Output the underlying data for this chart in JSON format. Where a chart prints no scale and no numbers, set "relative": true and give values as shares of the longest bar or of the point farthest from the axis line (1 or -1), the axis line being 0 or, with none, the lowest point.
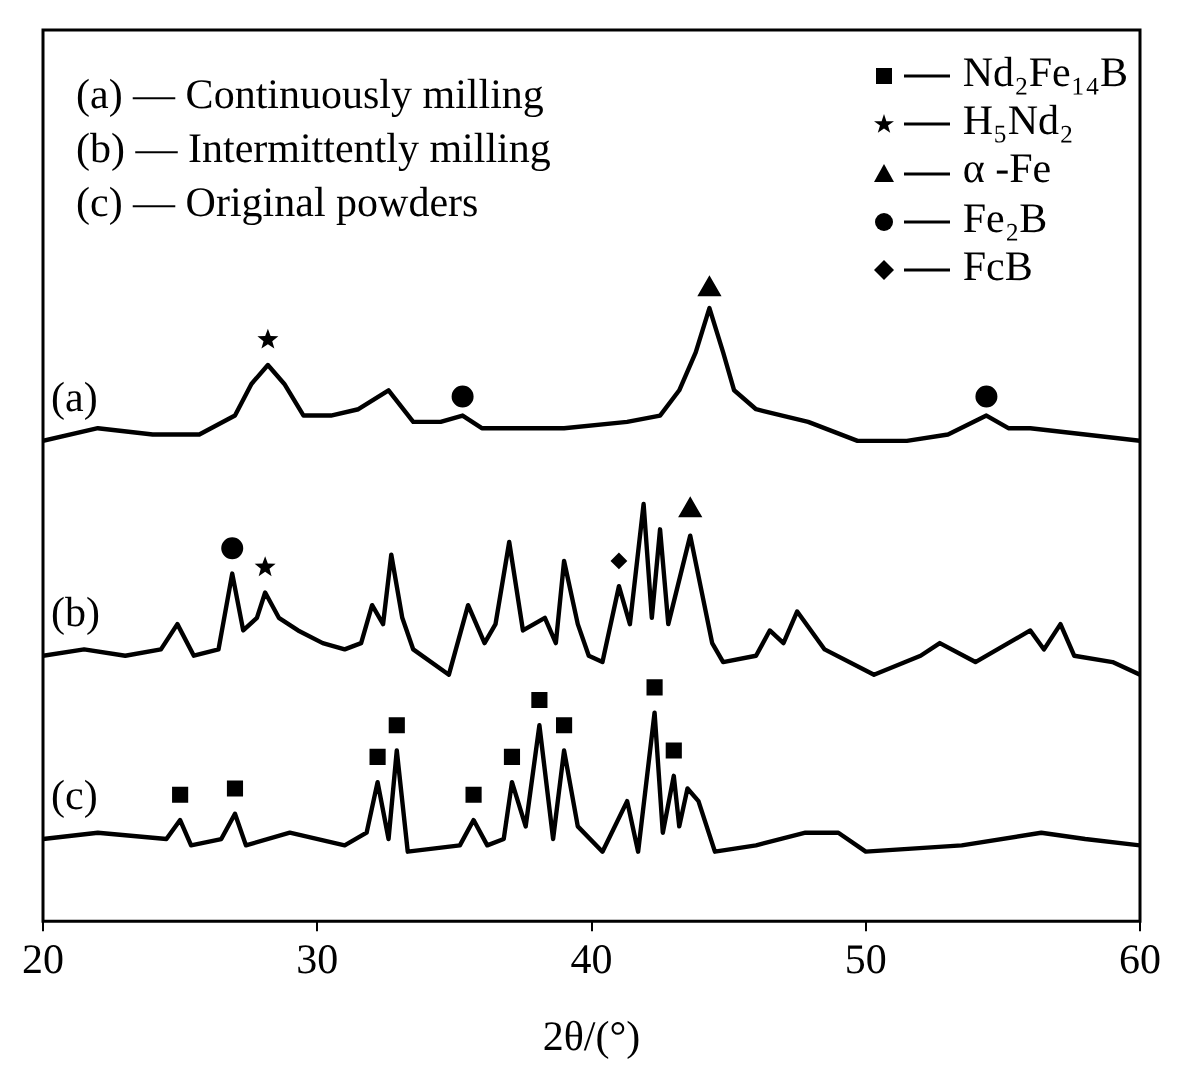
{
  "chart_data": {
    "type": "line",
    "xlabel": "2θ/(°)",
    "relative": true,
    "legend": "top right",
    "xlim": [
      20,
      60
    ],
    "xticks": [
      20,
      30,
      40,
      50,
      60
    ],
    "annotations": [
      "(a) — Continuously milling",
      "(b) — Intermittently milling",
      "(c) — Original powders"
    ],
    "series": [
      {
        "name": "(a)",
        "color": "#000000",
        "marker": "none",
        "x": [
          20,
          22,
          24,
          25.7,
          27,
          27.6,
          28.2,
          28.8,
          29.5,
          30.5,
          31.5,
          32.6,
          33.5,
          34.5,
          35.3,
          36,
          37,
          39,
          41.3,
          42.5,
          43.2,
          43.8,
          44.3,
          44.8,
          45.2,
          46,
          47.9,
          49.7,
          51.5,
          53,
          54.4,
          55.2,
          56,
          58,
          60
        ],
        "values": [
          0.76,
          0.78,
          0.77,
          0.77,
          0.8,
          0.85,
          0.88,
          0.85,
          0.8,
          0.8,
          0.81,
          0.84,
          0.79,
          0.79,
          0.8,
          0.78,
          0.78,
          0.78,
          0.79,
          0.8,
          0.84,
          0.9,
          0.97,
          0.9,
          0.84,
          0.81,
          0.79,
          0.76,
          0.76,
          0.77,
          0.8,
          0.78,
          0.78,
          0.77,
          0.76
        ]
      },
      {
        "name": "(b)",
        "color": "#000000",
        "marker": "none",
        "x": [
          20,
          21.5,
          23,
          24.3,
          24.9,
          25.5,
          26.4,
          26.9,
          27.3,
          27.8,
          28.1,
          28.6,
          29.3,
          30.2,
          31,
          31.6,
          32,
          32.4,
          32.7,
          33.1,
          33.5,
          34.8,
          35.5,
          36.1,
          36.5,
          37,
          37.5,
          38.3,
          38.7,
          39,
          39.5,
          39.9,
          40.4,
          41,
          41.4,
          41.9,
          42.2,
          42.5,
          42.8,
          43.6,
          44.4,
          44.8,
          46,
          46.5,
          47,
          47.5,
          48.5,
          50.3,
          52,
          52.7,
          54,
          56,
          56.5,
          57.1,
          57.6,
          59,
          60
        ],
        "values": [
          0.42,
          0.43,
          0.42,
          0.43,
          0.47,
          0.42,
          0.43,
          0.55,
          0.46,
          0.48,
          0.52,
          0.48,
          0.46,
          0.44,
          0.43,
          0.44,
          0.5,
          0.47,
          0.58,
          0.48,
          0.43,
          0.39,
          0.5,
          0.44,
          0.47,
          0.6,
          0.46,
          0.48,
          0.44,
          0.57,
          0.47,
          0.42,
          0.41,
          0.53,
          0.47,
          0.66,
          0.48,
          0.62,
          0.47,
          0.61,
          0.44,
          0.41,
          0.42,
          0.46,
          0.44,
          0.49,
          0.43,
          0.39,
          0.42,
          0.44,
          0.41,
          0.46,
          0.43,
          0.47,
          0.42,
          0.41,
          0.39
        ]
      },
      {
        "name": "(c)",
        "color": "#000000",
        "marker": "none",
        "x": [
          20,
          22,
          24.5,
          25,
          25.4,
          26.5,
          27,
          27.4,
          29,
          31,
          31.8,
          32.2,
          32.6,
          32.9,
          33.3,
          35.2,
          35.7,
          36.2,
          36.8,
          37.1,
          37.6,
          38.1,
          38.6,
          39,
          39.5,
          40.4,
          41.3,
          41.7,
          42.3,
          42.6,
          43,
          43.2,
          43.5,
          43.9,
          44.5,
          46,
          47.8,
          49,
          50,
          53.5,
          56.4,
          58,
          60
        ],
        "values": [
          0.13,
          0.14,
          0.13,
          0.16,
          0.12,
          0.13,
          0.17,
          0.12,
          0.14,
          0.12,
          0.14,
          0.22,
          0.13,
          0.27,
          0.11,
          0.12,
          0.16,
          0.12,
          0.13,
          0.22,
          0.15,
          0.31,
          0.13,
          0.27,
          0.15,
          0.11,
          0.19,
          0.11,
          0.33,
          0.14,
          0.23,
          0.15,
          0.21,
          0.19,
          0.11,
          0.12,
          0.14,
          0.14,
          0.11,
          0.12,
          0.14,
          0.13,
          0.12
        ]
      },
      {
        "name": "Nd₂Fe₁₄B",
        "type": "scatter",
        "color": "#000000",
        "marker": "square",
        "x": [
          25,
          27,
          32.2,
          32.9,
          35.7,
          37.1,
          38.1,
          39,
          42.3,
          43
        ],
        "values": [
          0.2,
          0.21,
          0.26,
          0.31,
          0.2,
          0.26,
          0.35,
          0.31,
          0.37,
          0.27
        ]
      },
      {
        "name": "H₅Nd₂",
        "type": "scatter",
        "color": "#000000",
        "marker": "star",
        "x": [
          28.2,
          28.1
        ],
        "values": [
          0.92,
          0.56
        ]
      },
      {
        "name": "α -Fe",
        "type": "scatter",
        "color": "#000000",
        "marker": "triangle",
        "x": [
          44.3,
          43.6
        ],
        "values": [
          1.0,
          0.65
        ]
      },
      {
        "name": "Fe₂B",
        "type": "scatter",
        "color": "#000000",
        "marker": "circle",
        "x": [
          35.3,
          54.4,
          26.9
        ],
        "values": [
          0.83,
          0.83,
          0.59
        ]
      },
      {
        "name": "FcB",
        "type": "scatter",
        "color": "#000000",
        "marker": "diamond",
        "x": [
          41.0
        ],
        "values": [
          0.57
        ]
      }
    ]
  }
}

━━━━━━━━

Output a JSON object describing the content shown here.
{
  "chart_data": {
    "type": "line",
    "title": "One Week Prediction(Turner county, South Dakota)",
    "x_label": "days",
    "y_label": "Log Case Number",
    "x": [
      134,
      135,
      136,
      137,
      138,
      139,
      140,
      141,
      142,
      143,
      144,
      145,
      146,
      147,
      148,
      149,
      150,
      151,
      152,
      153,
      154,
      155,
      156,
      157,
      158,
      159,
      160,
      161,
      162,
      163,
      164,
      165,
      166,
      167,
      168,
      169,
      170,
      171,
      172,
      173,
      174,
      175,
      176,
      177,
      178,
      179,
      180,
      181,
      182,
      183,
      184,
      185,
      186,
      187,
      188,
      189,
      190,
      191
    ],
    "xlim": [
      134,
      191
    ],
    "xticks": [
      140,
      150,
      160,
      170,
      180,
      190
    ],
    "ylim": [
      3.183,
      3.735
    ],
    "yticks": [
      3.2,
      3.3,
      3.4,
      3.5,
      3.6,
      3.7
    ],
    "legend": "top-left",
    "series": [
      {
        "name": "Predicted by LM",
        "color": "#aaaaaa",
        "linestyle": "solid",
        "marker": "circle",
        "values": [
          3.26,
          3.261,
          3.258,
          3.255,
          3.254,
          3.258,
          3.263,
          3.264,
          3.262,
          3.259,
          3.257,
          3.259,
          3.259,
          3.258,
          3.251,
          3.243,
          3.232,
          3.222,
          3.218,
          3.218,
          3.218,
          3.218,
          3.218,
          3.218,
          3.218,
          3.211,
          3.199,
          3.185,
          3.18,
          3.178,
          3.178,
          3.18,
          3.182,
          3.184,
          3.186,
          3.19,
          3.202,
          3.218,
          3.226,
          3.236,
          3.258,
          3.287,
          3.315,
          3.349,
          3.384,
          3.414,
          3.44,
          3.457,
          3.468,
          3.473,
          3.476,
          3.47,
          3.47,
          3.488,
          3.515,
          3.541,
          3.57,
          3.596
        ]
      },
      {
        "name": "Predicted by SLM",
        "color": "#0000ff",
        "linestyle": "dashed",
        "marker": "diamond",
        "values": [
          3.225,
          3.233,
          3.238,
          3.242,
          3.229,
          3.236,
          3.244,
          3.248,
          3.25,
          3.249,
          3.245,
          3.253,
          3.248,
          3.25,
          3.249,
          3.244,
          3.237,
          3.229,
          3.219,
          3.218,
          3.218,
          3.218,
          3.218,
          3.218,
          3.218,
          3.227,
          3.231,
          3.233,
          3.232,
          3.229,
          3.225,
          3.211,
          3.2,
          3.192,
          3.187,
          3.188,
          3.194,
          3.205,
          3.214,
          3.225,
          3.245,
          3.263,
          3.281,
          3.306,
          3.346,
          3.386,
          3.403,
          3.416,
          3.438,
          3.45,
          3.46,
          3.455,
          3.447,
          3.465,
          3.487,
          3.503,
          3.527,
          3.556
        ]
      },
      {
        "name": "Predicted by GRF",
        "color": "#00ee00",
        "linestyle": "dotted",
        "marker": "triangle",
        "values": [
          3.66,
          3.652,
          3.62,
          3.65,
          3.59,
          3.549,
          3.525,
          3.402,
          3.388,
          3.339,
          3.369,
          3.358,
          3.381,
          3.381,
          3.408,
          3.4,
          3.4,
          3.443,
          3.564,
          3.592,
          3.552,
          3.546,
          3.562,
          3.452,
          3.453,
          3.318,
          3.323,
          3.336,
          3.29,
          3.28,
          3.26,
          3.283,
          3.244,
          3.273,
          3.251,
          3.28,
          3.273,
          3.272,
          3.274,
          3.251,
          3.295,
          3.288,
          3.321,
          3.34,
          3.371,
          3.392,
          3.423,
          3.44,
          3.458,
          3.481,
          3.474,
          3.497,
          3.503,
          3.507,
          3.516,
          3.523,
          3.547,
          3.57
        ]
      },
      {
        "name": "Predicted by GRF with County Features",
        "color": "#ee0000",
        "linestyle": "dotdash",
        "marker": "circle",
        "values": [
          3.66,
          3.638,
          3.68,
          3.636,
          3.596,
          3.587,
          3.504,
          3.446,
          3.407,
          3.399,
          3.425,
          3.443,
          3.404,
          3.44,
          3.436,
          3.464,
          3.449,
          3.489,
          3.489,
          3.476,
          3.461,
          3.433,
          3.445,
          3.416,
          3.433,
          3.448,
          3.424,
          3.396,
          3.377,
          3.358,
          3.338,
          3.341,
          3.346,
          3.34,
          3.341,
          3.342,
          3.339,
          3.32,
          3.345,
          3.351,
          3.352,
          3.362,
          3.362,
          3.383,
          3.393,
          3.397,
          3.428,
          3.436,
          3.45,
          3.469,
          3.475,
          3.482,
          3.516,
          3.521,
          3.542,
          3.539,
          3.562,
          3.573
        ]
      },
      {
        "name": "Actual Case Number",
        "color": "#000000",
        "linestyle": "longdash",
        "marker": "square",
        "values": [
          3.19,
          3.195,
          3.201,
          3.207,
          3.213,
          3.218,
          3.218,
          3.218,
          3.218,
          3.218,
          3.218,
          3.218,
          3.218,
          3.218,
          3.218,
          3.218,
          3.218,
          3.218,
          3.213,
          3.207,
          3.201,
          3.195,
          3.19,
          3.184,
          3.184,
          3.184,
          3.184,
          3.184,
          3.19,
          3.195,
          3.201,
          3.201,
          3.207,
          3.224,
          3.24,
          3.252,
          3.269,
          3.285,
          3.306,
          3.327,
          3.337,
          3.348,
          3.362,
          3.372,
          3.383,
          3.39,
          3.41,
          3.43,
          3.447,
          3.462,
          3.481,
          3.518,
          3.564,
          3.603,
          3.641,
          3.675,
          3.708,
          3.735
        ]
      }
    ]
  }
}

━━━━━━━━

## [Your instructions]
Using the listing above, state the number of lines that hold "Case", with no other text.

## [Finished task]
2